Data supplied:

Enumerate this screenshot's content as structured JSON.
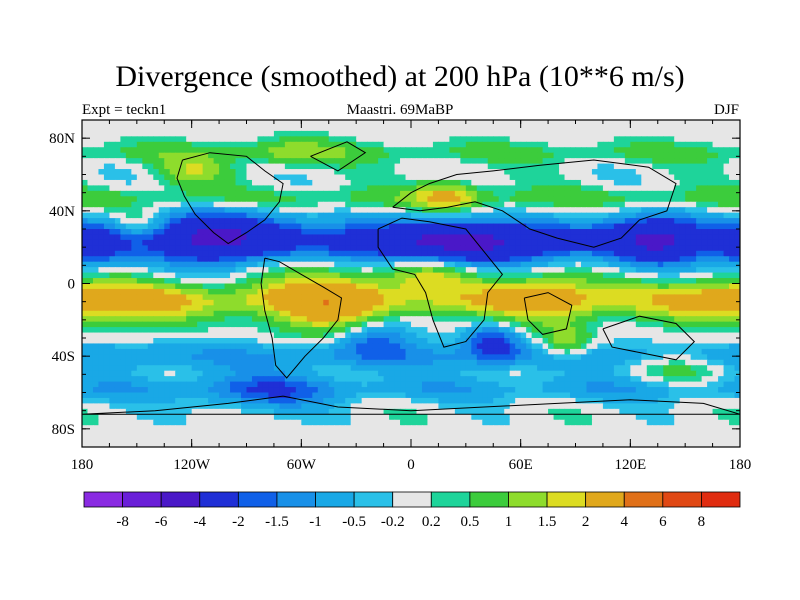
{
  "chart_data": {
    "type": "heatmap",
    "title": "Divergence (smoothed) at 200 hPa (10**6 m/s)",
    "subtitle_left": "Expt = teckn1",
    "subtitle_center": "Maastri.  69MaBP",
    "subtitle_right": "DJF",
    "xlabel": "",
    "ylabel": "",
    "xlim": [
      -180,
      180
    ],
    "ylim": [
      -90,
      90
    ],
    "x_ticks": [
      {
        "value": -180,
        "label": "180"
      },
      {
        "value": -120,
        "label": "120W"
      },
      {
        "value": -60,
        "label": "60W"
      },
      {
        "value": 0,
        "label": "0"
      },
      {
        "value": 60,
        "label": "60E"
      },
      {
        "value": 120,
        "label": "120E"
      },
      {
        "value": 180,
        "label": "180"
      }
    ],
    "y_ticks": [
      {
        "value": 80,
        "label": "80N"
      },
      {
        "value": 40,
        "label": "40N"
      },
      {
        "value": 0,
        "label": "0"
      },
      {
        "value": -40,
        "label": "40S"
      },
      {
        "value": -80,
        "label": "80S"
      }
    ],
    "colorbar_labels": [
      "-8",
      "-6",
      "-4",
      "-2",
      "-1.5",
      "-1",
      "-0.5",
      "-0.2",
      "0.2",
      "0.5",
      "1",
      "1.5",
      "2",
      "4",
      "6",
      "8"
    ],
    "colorbar_colors": [
      "#8a2be2",
      "#6a1fd8",
      "#4a18c8",
      "#1f2fd6",
      "#1060e8",
      "#1890e8",
      "#19a8e6",
      "#2ac0e8",
      "#e6e6e6",
      "#1ed49a",
      "#3ccc3c",
      "#8edc2c",
      "#dcdc22",
      "#e0a81c",
      "#e07018",
      "#e04814",
      "#e02c10"
    ],
    "field_approx": [
      {
        "lon": -110,
        "lat": 30,
        "value": -4,
        "desc": "North Pacific/N. America convergence"
      },
      {
        "lon": 20,
        "lat": 22,
        "value": -4,
        "desc": "Tethys/Africa convergence band"
      },
      {
        "lon": 130,
        "lat": 25,
        "value": -4,
        "desc": "East Asia convergence"
      },
      {
        "lon": -40,
        "lat": -8,
        "value": 2,
        "desc": "South America divergence"
      },
      {
        "lon": 80,
        "lat": -10,
        "value": 2,
        "desc": "Indian Ocean divergence"
      },
      {
        "lon": -100,
        "lat": -35,
        "value": 1,
        "desc": "South Pacific"
      },
      {
        "lon": 150,
        "lat": -50,
        "value": -1,
        "desc": "Southern Ocean"
      }
    ]
  }
}
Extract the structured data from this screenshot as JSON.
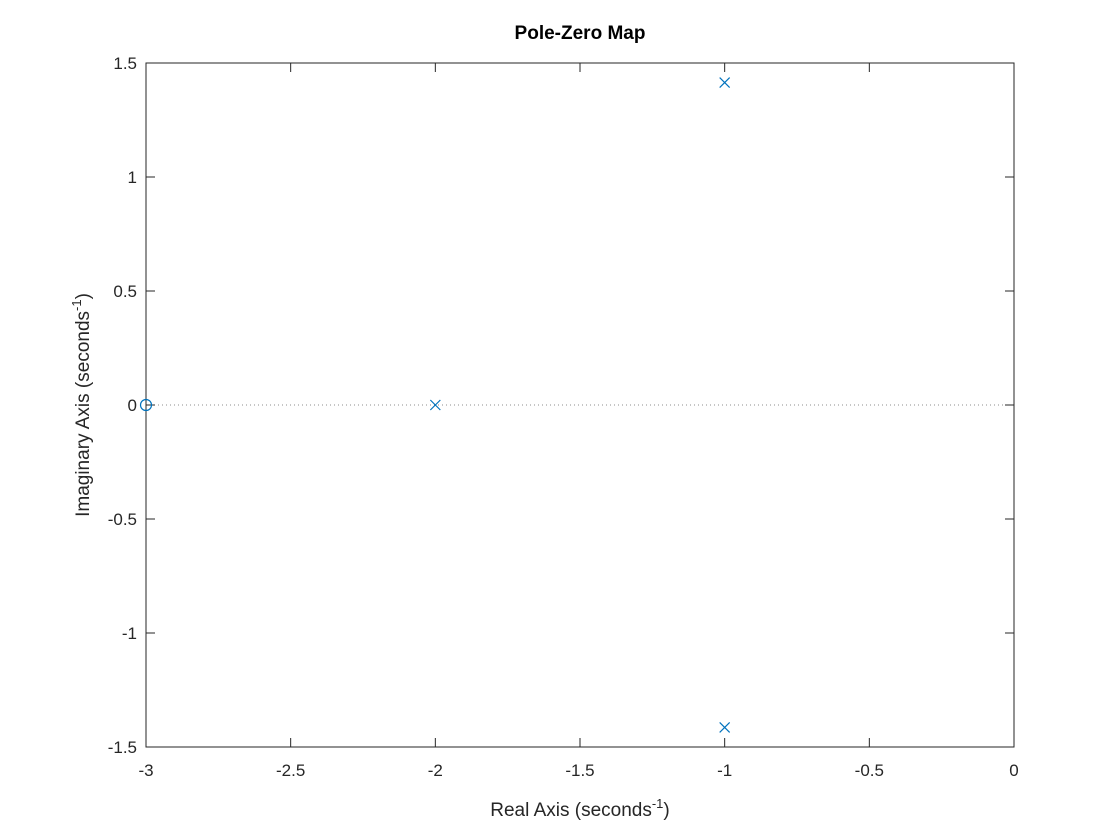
{
  "chart_data": {
    "type": "scatter",
    "title": "Pole-Zero Map",
    "xlabel": "Real Axis (seconds",
    "xlabel_sup": "-1",
    "xlabel_suffix": ")",
    "ylabel": "Imaginary Axis (seconds",
    "ylabel_sup": "-1",
    "ylabel_suffix": ")",
    "xlim": [
      -3,
      0
    ],
    "ylim": [
      -1.5,
      1.5
    ],
    "xticks": [
      -3,
      -2.5,
      -2,
      -1.5,
      -1,
      -0.5,
      0
    ],
    "xtick_labels": [
      "-3",
      "-2.5",
      "-2",
      "-1.5",
      "-1",
      "-0.5",
      "0"
    ],
    "yticks": [
      -1.5,
      -1,
      -0.5,
      0,
      0.5,
      1,
      1.5
    ],
    "ytick_labels": [
      "-1.5",
      "-1",
      "-0.5",
      "0",
      "0.5",
      "1",
      "1.5"
    ],
    "grid": false,
    "series": [
      {
        "marker": "x",
        "points": [
          [
            -1,
            1.414
          ],
          [
            -1,
            -1.414
          ],
          [
            -2,
            0
          ]
        ]
      },
      {
        "marker": "o",
        "points": [
          [
            -3,
            0
          ]
        ]
      }
    ],
    "reference_line": {
      "y": 0,
      "style": "dotted"
    },
    "marker_color": "#0072BD",
    "axis_color": "#262626"
  }
}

What to do: Gather every line from the entries above where the word "screenshot" appears, and copy them.

Worked answer:
Enumerate this screenshot's content as structured JSON.
Extract the structured data from this screenshot as JSON.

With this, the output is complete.